● **TASK**: Collect all lines below with the string "Scale".

--- begin INPUT ROWS ---

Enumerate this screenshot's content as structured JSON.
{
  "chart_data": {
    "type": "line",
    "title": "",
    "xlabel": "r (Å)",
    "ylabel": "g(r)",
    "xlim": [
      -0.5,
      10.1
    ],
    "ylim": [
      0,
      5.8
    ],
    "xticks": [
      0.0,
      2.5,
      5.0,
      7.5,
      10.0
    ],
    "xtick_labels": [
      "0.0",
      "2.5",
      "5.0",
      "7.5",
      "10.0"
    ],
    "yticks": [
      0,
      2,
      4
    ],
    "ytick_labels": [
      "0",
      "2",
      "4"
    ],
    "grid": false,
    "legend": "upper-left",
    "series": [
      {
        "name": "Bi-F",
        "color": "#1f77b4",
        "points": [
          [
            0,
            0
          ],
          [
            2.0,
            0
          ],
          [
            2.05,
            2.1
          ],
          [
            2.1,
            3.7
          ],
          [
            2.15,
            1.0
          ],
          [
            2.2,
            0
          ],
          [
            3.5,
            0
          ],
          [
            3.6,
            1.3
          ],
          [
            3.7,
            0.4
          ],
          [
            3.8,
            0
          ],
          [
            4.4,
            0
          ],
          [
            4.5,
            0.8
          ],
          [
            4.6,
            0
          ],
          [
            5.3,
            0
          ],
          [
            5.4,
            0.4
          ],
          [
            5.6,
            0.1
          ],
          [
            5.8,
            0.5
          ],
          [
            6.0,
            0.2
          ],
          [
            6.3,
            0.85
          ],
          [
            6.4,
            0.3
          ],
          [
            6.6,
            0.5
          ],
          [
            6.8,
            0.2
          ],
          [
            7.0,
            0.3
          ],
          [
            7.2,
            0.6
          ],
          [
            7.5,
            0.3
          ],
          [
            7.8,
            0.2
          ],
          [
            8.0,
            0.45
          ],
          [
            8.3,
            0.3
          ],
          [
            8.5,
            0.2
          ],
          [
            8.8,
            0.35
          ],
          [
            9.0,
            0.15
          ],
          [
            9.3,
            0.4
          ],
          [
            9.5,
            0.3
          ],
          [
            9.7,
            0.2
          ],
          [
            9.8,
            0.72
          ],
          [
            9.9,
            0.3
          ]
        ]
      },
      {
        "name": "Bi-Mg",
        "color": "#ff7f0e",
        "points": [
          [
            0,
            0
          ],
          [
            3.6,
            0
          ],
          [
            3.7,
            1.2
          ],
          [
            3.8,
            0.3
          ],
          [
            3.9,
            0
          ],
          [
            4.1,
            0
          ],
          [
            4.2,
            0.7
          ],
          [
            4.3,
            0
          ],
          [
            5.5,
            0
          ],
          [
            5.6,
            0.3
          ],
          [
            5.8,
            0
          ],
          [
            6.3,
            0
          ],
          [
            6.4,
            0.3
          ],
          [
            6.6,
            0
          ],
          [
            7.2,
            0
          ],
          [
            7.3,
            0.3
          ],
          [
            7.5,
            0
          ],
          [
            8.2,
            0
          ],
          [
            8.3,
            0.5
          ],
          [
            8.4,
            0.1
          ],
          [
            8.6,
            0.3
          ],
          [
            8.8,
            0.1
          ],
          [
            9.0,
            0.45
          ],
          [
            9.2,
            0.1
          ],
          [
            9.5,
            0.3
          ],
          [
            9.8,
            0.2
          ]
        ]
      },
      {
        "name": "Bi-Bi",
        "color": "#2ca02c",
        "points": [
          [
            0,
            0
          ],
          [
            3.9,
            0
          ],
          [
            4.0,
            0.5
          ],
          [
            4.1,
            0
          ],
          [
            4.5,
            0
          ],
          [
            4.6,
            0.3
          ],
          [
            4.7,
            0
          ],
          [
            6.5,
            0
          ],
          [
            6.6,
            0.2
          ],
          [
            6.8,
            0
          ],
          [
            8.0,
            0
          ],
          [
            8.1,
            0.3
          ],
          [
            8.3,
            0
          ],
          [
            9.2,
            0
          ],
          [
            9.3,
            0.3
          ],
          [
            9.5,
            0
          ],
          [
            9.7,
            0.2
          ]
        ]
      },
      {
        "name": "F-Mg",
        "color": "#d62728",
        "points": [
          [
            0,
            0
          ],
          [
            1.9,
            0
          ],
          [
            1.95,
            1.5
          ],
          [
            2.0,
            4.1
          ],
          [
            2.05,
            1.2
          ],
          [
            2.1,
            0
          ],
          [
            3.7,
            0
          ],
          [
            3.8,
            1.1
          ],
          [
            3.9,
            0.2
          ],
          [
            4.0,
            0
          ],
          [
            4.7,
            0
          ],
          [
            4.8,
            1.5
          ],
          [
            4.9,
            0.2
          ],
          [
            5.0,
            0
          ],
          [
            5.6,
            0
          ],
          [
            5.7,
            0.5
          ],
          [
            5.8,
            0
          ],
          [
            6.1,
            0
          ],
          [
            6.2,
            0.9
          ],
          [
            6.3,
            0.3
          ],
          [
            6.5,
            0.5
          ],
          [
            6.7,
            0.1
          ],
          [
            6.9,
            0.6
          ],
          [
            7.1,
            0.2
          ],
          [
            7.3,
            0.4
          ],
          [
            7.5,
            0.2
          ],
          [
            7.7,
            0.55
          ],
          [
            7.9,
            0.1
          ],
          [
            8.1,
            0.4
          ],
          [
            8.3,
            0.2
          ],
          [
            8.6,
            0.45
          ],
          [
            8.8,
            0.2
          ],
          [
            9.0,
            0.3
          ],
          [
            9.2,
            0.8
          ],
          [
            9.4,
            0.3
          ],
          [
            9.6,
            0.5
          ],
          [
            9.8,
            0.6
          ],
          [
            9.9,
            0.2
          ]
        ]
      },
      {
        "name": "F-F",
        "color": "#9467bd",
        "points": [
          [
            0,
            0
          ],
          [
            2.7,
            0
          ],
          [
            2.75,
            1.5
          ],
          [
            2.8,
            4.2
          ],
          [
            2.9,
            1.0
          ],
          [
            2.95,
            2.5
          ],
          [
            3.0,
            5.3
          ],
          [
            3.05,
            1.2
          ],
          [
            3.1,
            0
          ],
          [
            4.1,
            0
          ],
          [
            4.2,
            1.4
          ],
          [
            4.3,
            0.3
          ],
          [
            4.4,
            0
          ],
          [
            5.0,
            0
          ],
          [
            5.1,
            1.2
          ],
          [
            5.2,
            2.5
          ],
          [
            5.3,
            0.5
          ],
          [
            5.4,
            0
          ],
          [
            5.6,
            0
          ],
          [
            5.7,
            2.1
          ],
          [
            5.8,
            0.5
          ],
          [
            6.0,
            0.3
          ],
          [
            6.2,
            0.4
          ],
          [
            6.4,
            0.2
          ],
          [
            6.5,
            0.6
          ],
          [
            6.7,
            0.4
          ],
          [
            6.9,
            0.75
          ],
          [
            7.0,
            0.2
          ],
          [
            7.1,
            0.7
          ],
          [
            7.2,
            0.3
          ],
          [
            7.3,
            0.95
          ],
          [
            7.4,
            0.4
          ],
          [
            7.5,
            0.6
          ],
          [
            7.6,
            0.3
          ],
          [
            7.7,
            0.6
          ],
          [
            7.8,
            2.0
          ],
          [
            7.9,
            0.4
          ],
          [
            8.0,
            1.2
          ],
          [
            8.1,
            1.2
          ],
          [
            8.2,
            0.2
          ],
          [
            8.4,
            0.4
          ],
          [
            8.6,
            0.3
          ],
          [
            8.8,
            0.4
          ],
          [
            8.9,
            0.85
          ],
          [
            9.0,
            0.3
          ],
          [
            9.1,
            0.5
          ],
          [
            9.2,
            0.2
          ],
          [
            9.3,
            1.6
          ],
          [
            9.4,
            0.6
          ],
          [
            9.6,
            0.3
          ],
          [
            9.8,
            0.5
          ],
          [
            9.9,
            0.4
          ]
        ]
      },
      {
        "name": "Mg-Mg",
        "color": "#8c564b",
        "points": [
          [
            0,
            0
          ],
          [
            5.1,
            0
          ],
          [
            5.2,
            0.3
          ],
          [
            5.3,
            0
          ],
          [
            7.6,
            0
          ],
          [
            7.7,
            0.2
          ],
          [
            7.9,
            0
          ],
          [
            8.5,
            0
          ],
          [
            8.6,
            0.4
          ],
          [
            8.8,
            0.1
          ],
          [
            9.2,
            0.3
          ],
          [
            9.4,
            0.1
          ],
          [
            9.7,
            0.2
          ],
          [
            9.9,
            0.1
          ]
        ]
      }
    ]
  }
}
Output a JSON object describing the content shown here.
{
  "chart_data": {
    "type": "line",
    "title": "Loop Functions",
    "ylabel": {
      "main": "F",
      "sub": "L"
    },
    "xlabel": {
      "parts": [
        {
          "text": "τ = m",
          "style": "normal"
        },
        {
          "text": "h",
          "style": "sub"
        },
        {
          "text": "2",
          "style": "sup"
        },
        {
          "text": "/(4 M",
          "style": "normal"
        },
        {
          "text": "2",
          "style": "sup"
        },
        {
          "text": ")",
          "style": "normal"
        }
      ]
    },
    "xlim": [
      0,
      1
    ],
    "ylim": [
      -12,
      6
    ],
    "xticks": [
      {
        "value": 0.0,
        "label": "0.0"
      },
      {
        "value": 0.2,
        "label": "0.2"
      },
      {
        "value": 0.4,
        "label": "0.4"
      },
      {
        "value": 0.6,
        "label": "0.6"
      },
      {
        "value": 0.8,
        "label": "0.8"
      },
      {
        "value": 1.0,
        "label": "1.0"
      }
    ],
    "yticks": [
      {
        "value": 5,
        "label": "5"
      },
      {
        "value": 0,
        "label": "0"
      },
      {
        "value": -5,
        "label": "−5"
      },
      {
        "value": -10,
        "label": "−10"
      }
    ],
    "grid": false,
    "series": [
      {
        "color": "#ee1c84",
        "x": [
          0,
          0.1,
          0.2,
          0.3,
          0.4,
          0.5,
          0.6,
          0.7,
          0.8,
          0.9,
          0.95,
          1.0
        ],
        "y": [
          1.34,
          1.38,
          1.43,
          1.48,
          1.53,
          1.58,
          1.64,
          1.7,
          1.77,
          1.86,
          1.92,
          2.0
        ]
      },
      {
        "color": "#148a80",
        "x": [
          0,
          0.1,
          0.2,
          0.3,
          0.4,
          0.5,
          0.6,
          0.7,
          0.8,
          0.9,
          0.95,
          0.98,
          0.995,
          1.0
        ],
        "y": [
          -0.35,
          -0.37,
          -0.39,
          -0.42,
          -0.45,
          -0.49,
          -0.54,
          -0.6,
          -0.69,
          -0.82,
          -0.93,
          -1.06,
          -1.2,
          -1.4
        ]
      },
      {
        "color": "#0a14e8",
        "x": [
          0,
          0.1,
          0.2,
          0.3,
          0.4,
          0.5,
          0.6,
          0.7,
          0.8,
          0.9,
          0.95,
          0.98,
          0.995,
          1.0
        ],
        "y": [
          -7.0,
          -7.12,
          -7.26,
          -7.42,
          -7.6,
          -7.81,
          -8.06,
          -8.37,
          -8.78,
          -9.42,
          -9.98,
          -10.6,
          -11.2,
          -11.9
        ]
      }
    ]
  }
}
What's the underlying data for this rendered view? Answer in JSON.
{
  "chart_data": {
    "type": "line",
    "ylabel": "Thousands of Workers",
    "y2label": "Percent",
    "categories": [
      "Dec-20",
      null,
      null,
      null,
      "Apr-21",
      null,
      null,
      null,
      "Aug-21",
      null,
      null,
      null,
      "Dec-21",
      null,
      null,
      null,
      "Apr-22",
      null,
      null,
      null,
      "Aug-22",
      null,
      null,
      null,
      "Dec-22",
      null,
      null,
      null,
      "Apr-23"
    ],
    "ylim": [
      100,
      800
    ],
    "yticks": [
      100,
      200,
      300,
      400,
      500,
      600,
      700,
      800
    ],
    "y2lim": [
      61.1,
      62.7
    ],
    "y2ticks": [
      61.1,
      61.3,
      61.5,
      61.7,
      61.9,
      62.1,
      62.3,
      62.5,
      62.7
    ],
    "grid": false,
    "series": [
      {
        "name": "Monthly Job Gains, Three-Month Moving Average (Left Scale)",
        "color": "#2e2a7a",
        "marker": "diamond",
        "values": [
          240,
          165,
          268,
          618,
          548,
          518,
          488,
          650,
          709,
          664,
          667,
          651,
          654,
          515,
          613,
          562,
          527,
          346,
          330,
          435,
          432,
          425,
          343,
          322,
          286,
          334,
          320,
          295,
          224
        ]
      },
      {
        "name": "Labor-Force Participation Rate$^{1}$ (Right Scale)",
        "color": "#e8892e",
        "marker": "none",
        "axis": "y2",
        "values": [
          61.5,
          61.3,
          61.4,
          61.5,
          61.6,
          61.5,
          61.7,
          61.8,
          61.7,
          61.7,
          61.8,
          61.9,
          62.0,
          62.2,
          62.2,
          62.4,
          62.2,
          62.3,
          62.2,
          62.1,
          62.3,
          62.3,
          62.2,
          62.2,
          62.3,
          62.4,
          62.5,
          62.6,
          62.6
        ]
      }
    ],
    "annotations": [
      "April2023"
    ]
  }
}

--- end INPUT ROWS ---

● **REPLY**:
        "name": "Monthly Job Gains, Three-Month Moving Average (Left Scale)",
        "name": "Labor-Force Participation Rate$^{1}$ (Right Scale)",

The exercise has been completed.